■ **WHAT YOU SHOULD DO**
Provide only the number of lines in the listing that contain the string "σταφυλῶν".

■ **RECORDS FOR THIS EXERCISE**
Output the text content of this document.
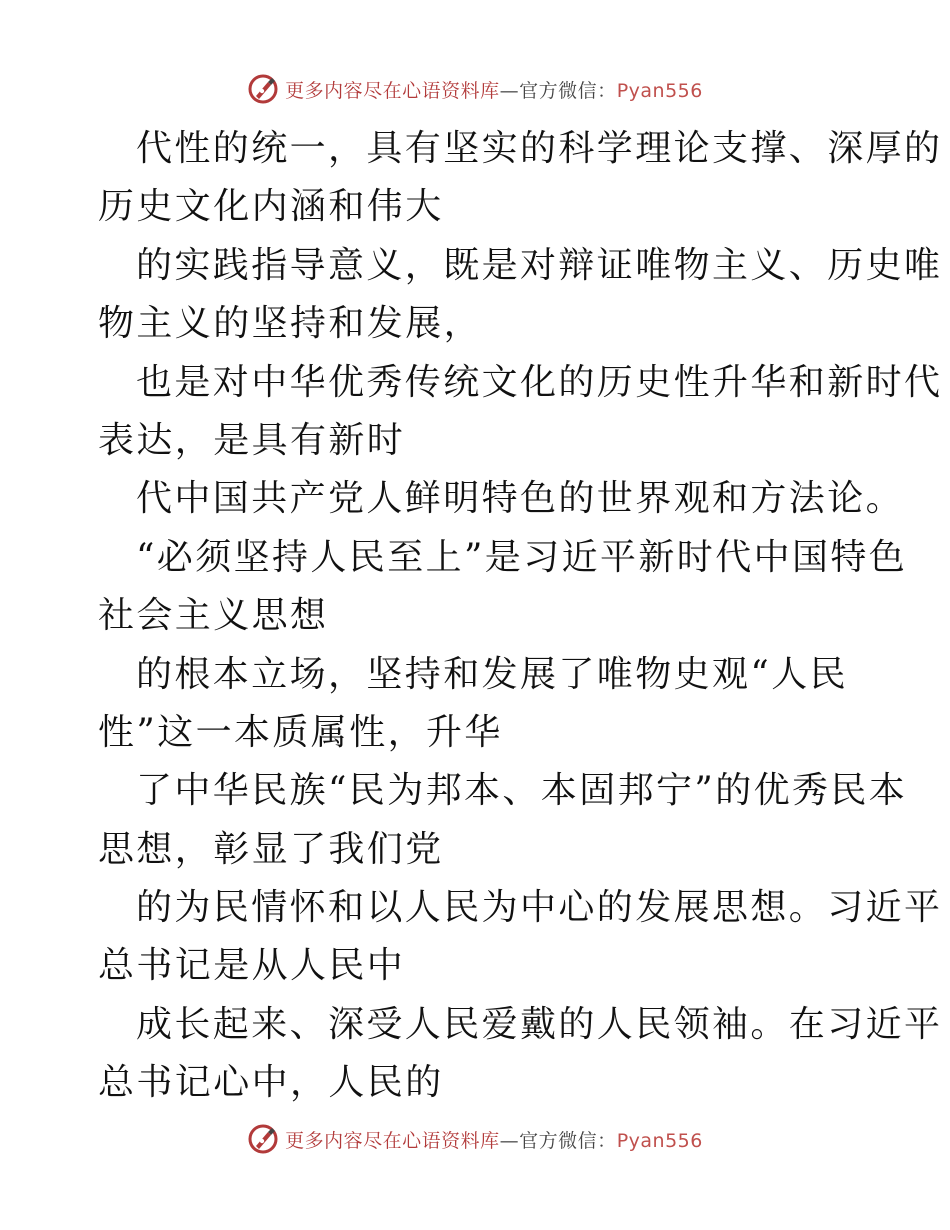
更多内容尽在心语资料库—官方微信：Pyan556
代性的统一，具有坚实的科学理论支撑、深厚的
历史文化内涵和伟大
的实践指导意义，既是对辩证唯物主义、历史唯
物主义的坚持和发展，
也是对中华优秀传统文化的历史性升华和新时代
表达，是具有新时
代中国共产党人鲜明特色的世界观和方法论。
“必须坚持人民至上”是习近平新时代中国特色
社会主义思想
的根本立场，坚持和发展了唯物史观“人民
性”这一本质属性，升华
了中华民族“民为邦本、本固邦宁”的优秀民本
思想，彰显了我们党
的为民情怀和以人民为中心的发展思想。习近平
总书记是从人民中
成长起来、深受人民爱戴的人民领袖。在习近平
总书记心中，人民的
更多内容尽在心语资料库—官方微信：Pyan556
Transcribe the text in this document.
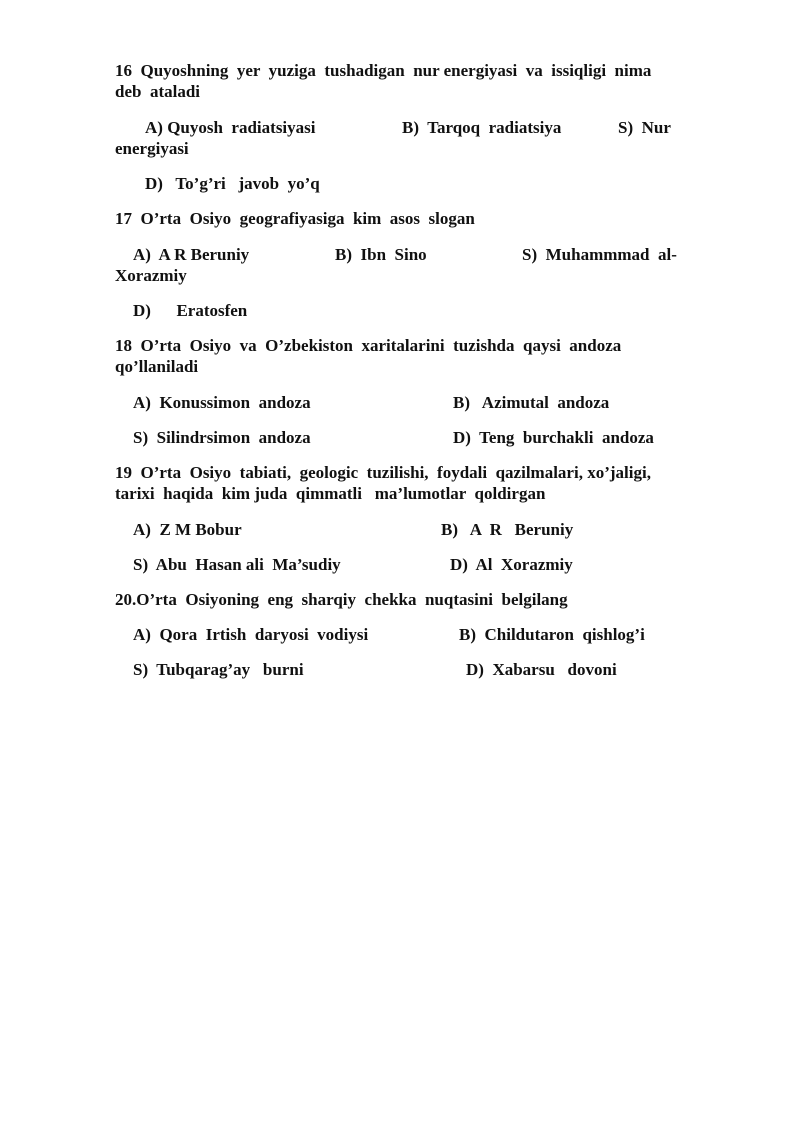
16  Quyoshning  yer  yuziga  tushadigan  nur energiyasi  va  issiqligi  nima
deb  ataladi
A) Quyosh  radiatsiyasi	B)  Tarqoq  radiatsiya	S)  Nur
energiyasi
D)   To’g’ri   javob  yo’q
17  O’rta  Osiyo  geografiyasiga  kim  asos  slogan
A)  A R Beruniy	B)  Ibn  Sino	S)  Muhammmad  al-
Xorazmiy
D)      Eratosfen
18  O’rta  Osiyo  va  O’zbekiston  xaritalarini  tuzishda  qaysi  andoza
qo’llaniladi
A)  Konussimon  andoza	B)   Azimutal  andoza
S)  Silindrsimon  andoza	D)  Teng  burchakli  andoza
19  O’rta  Osiyo  tabiati,  geologic  tuzilishi,  foydali  qazilmalari, xo’jaligi,
tarixi  haqida  kim juda  qimmatli   ma’lumotlar  qoldirgan
A)  Z M Bobur	B)   A  R   Beruniy
S)  Abu  Hasan ali  Ma’sudiy	D)  Al  Xorazmiy
20.O’rta  Osiyoning  eng  sharqiy  chekka  nuqtasini  belgilang
A)  Qora  Irtish  daryosi  vodiysi	B)  Childutaron  qishlog’i
S)  Tubqarag’ay   burni	D)  Xabarsu   dovoni
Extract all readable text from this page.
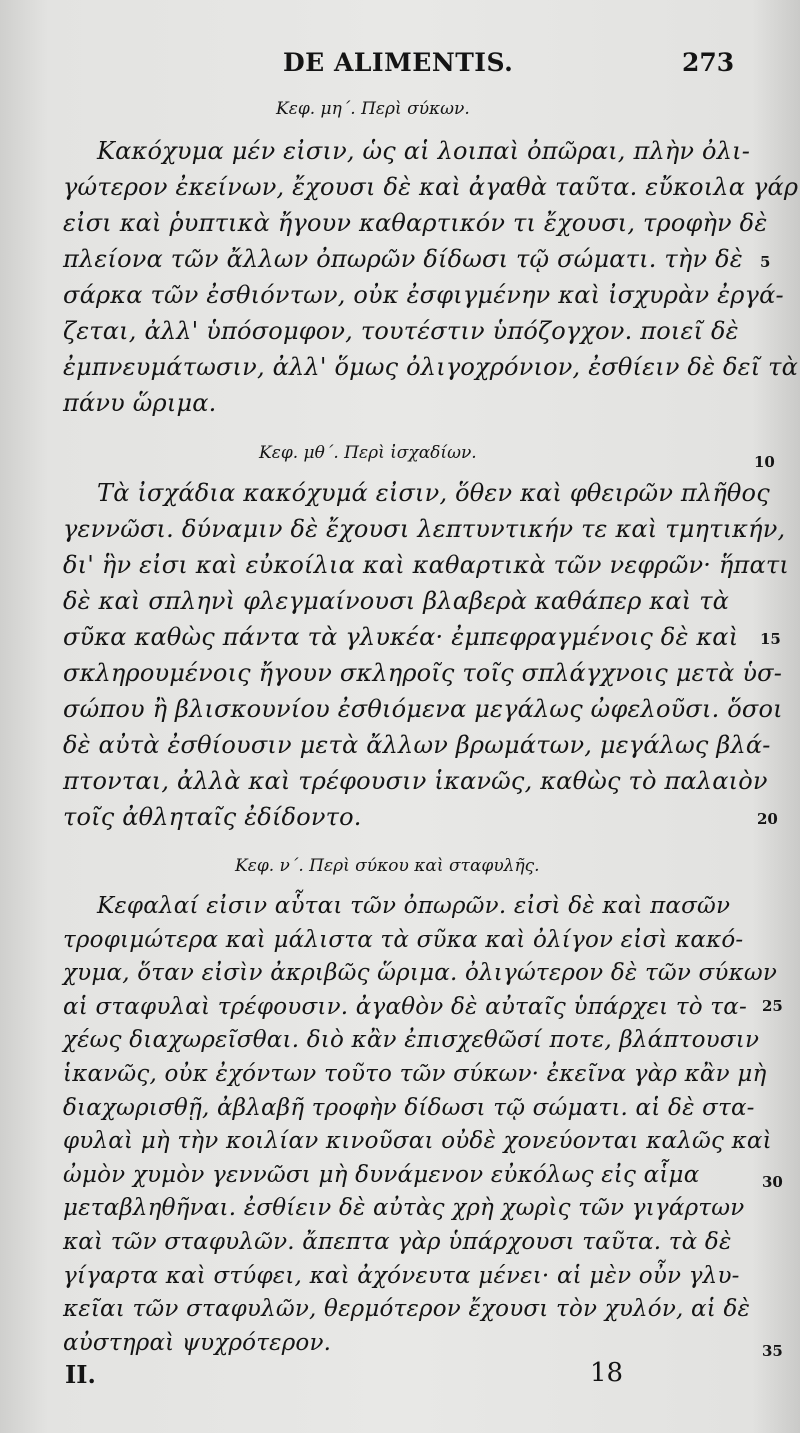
DE ALIMENTIS.	273
Κεφ. μη΄. Περὶ σύκων.
Κακόχυμα μέν εἰσιν, ὡς αἱ λοιπαὶ ὀπῶραι, πλὴν ὀλι-
γώτερον ἐκείνων, ἔχουσι δὲ καὶ ἀγαθὰ ταῦτα. εὔκοιλα γάρ
εἰσι καὶ ῥυπτικὰ ἤγουν καθαρτικόν τι ἔχουσι, τροφὴν δὲ
πλείονα τῶν ἄλλων ὀπωρῶν δίδωσι τῷ σώματι. τὴν δὲ
σάρκα τῶν ἐσθιόντων, οὐκ ἐσφιγμένην καὶ ἰσχυρὰν ἐργά-
ζεται, ἀλλ' ὑπόσομφον, τουτέστιν ὑπόζογχον. ποιεῖ δὲ
ἐμπνευμάτωσιν, ἀλλ' ὅμως ὀλιγοχρόνιον, ἐσθίειν δὲ δεῖ τὰ
πάνυ ὥριμα.
Κεφ. μθ΄. Περὶ ἰσχαδίων.
Τὰ ἰσχάδια κακόχυμά εἰσιν, ὅθεν καὶ φθειρῶν πλῆθος
γεννῶσι. δύναμιν δὲ ἔχουσι λεπτυντικήν τε καὶ τμητικήν,
δι' ἣν εἰσι καὶ εὐκοίλια καὶ καθαρτικὰ τῶν νεφρῶν· ἥπατι
δὲ καὶ σπληνὶ φλεγμαίνουσι βλαβερὰ καθάπερ καὶ τὰ
σῦκα καθὼς πάντα τὰ γλυκέα· ἐμπεφραγμένοις δὲ καὶ
σκληρουμένοις ἤγουν σκληροῖς τοῖς σπλάγχνοις μετὰ ὑσ-
σώπου ἢ βλισκουνίου ἐσθιόμενα μεγάλως ὠφελοῦσι. ὅσοι
δὲ αὐτὰ ἐσθίουσιν μετὰ ἄλλων βρωμάτων, μεγάλως βλά-
πτονται, ἀλλὰ καὶ τρέφουσιν ἱκανῶς, καθὼς τὸ παλαιὸν
τοῖς ἀθληταῖς ἐδίδοντο.
Κεφ. ν΄. Περὶ σύκου καὶ σταφυλῆς.
Κεφαλαί εἰσιν αὗται τῶν ὀπωρῶν. εἰσὶ δὲ καὶ πασῶν
τροφιμώτερα καὶ μάλιστα τὰ σῦκα καὶ ὀλίγον εἰσὶ κακό-
χυμα, ὅταν εἰσὶν ἀκριβῶς ὥριμα. ὀλιγώτερον δὲ τῶν σύκων
αἱ σταφυλαὶ τρέφουσιν. ἀγαθὸν δὲ αὐταῖς ὑπάρχει τὸ τα-
χέως διαχωρεῖσθαι. διὸ κἂν ἐπισχεθῶσί ποτε, βλάπτουσιν
ἱκανῶς, οὐκ ἐχόντων τοῦτο τῶν σύκων· ἐκεῖνα γὰρ κἂν μὴ
διαχωρισθῇ, ἀβλαβῆ τροφὴν δίδωσι τῷ σώματι. αἱ δὲ στα-
φυλαὶ μὴ τὴν κοιλίαν κινοῦσαι οὐδὲ χονεύονται καλῶς καὶ
ὠμὸν χυμὸν γεννῶσι μὴ δυνάμενον εὐκόλως εἰς αἷμα
μεταβληθῆναι. ἐσθίειν δὲ αὐτὰς χρὴ χωρὶς τῶν γιγάρτων
καὶ τῶν σταφυλῶν. ἄπεπτα γὰρ ὑπάρχουσι ταῦτα. τὰ δὲ
γίγαρτα καὶ στύφει, καὶ ἀχόνευτα μένει· αἱ μὲν οὖν γλυ-
κεῖαι τῶν σταφυλῶν, θερμότερον ἔχουσι τὸν χυλόν, αἱ δὲ
αὐστηραὶ ψυχρότερον.
5
10
15
20
25
30
35
II.	18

■ **RESULT**
2